▸ **MATERIAL SUPPLIED**:
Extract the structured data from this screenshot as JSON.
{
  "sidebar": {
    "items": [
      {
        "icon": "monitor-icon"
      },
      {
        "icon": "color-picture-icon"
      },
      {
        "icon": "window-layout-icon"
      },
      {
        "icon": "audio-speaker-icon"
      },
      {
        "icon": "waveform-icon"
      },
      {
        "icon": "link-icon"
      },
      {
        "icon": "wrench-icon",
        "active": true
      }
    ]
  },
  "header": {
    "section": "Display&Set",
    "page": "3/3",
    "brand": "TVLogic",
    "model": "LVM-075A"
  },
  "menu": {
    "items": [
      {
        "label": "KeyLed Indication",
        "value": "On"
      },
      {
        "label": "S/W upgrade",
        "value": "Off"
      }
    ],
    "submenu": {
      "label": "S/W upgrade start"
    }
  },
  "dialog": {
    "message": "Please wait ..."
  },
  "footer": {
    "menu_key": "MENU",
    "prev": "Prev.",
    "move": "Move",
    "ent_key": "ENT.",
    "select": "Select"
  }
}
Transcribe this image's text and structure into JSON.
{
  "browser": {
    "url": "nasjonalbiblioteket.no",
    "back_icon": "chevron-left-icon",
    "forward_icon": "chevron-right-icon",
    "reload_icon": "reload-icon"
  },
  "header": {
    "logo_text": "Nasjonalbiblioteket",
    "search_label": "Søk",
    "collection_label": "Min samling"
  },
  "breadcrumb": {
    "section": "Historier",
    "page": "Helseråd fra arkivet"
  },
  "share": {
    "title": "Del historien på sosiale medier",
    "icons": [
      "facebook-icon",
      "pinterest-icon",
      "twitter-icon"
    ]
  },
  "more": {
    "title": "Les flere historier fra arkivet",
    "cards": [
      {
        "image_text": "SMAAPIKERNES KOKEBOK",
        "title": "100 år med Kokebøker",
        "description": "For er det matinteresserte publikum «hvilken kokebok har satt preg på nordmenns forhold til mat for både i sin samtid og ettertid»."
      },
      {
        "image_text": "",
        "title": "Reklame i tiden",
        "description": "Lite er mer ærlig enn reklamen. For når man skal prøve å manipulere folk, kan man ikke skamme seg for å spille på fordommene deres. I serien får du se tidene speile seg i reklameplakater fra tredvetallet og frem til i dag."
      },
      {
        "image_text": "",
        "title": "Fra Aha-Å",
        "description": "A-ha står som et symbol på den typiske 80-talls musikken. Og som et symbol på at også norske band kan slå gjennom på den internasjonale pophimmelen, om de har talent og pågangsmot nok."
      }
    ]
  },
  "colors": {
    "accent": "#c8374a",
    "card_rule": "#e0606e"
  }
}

▸ **YOUR GOAL**:
Pull out and copy each line containing the string "section".

▸ **FINAL RESULT**:
    "section": "Display&Set",
    "section": "Historier",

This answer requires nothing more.